- [Your instructions]
Images are excluded; otherwise, output every record exactly.

Items from a dataset
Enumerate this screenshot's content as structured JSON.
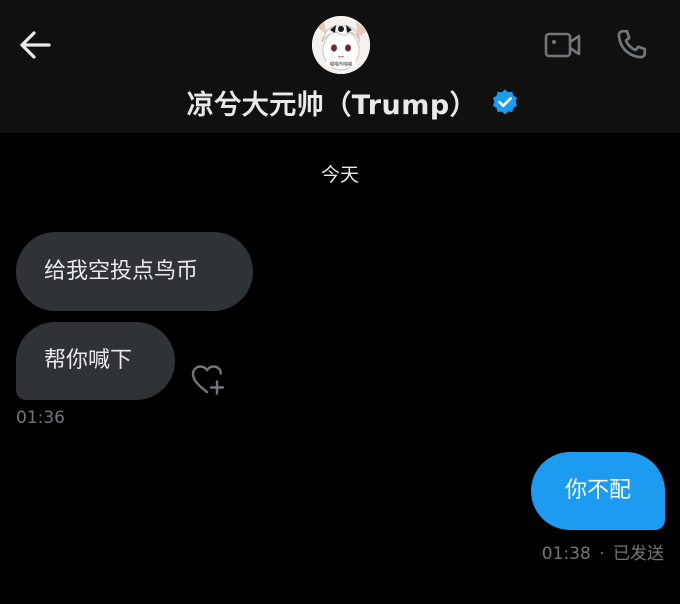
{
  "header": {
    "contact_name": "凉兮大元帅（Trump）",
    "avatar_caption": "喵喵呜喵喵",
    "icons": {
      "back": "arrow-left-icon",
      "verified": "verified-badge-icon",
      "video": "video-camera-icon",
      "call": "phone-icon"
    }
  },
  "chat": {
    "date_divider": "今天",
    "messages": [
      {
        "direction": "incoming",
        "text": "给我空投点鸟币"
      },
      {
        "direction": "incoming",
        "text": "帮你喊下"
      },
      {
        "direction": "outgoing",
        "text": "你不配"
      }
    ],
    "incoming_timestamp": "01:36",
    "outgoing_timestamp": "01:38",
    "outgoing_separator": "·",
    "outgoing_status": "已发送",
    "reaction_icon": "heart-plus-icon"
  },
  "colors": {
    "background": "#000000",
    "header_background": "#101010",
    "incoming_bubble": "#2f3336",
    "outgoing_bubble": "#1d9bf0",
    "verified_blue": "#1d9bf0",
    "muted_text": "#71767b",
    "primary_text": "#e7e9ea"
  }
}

- [Finished exercise]
Enumerate this screenshot's content as structured JSON.
{
  "header": {
    "contact_name": "凉兮大元帅（Trump）",
    "avatar_caption": "喵喵呜喵喵",
    "icons": {
      "back": "arrow-left-icon",
      "verified": "verified-badge-icon",
      "video": "video-camera-icon",
      "call": "phone-icon"
    }
  },
  "chat": {
    "date_divider": "今天",
    "messages": [
      {
        "direction": "incoming",
        "text": "给我空投点鸟币"
      },
      {
        "direction": "incoming",
        "text": "帮你喊下"
      },
      {
        "direction": "outgoing",
        "text": "你不配"
      }
    ],
    "incoming_timestamp": "01:36",
    "outgoing_timestamp": "01:38",
    "outgoing_separator": "·",
    "outgoing_status": "已发送",
    "reaction_icon": "heart-plus-icon"
  },
  "colors": {
    "background": "#000000",
    "header_background": "#101010",
    "incoming_bubble": "#2f3336",
    "outgoing_bubble": "#1d9bf0",
    "verified_blue": "#1d9bf0",
    "muted_text": "#71767b",
    "primary_text": "#e7e9ea"
  }
}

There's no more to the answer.